[Il tuo obiettivo]: Puoi ripetere alla lettera il testo sulle misure del governo, cominciando dalle parole "Oggi le misure" e fermandoti dopo "soprattutto da lì."?

[Testo fornito]:
Le misure in scadenza saranno confermate, si farà il possibile per intensificare i controlli su assembramenti e movida, ma secondo le disposizioni del capo di gabinetto del Viminale tocca soprattutto alle polizie locali, mentre polizia e carabinieri se ne occupano solo nell’ambito dell’ordinario controllo del territorio. Anche questo è un tema di frizione con gli enti locali. Alle Regioni, peraltro, il governo intende togliere il potere di allargare le maglie rispetto ai divieti nazionali, come è stato possibile durante l’estate in particolare per le discoteche, riportandole ai tempi del lockdown quando potevano solo introdurre restrizioni ulteriori. Lo stato d’emergenza disposto il 31 gennaio scorso, prorogato a fine giugno e in scadenza il 15 ottobre sarà prolungato, a quanto pare, fino al 31 gennaio prossimo, con tutto ciò che comporta dal ruolo della Protezione civile al Comitato tecnico scientifico e ai poteri speciali del commissario Domenico Arcuri.
Oggi le misure saranno illustrate alla Camera dal ministro della Salute, Roberto Speranza. Grande fiducia ripone il governo nella campagna per la app Immuni, che starebbe dando alcuni frutti: altri 350 mila smartphone l’hanno scaricata negli ultimi giorni, superando i 7 milioni di download, anche se, secondo gli esperti, non tutti la usano. Siamo però ancora molto lontani dall’obiettivo di farla utilizzare dal 60/70% degli italiani, 35-40 milioni di persone. Nel frattempo il governo dovrà rafforzare anche la sanità territoriale che si occupa del tracciamento dei contatti dei positivi: le difficoltà della Campania e del Lazio, dove gli ospedali hanno già qualche affanno, nascono soprattutto da lì.

[Voci del dataset]
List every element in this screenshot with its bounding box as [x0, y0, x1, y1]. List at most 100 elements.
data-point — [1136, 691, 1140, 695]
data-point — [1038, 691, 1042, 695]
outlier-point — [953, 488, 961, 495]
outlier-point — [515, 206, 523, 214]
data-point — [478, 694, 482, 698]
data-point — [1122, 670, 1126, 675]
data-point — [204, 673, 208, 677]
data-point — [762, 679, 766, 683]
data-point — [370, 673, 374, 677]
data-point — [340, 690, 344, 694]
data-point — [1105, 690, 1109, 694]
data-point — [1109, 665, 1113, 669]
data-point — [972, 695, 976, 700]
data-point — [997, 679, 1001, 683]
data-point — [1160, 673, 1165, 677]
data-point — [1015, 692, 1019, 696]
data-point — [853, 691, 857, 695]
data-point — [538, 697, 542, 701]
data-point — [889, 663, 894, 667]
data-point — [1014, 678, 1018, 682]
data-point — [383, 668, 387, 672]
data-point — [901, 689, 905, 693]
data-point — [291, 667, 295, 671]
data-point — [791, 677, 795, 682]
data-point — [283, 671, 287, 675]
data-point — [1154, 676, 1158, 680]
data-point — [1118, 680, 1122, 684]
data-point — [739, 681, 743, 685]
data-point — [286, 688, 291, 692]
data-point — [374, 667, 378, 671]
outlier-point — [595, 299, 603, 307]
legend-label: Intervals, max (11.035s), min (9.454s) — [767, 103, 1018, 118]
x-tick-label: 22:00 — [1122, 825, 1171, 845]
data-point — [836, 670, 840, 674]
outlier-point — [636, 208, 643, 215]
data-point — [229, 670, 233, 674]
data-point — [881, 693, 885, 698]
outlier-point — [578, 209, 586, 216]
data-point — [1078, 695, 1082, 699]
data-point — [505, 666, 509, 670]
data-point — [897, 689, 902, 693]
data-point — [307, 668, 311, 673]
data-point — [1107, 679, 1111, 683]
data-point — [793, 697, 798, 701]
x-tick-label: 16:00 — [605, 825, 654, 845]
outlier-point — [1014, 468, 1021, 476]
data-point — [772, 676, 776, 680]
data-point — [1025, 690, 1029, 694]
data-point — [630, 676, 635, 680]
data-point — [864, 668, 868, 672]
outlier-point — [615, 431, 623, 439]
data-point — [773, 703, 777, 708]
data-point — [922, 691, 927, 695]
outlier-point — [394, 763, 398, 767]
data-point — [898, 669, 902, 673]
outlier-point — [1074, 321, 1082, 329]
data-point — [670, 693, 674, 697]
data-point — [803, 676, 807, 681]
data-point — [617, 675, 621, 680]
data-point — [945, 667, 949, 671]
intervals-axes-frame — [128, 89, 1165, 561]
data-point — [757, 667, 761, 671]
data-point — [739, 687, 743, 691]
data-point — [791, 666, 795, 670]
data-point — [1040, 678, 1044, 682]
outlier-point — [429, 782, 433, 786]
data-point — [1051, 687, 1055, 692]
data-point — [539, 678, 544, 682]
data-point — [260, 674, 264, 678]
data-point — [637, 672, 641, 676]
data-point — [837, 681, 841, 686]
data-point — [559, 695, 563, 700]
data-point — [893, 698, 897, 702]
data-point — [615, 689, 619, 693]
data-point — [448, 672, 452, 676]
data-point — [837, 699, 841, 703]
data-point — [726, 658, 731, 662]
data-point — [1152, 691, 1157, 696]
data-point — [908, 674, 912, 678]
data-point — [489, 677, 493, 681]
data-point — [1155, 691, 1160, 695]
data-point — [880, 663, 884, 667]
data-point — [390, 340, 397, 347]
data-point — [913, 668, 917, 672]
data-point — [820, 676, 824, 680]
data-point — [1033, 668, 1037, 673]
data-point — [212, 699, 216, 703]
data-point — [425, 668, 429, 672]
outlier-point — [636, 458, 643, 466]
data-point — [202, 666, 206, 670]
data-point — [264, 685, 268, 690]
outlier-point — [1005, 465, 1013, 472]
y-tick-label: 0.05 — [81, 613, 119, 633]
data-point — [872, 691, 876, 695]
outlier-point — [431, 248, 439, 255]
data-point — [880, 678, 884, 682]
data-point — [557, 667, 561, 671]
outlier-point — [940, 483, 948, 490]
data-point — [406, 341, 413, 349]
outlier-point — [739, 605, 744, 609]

[Soluzione del problema]:
Oggi le misure saranno illustrate alla Camera dal ministro della Salute, Roberto Speranza. Grande fiducia ripone il governo nella campagna per la app Immuni, che starebbe dando alcuni frutti: altri 350 mila smartphone l’hanno scaricata negli ultimi giorni, superando i 7 milioni di download, anche se, secondo gli esperti, non tutti la usano. Siamo però ancora molto lontani dall’obiettivo di farla utilizzare dal 60/70% degli italiani, 35-40 milioni di persone. Nel frattempo il governo dovrà rafforzare anche la sanità territoriale che si occupa del tracciamento dei contatti dei positivi: le difficoltà della Campania e del Lazio, dove gli ospedali hanno già qualche affanno, nascono soprattutto da lì.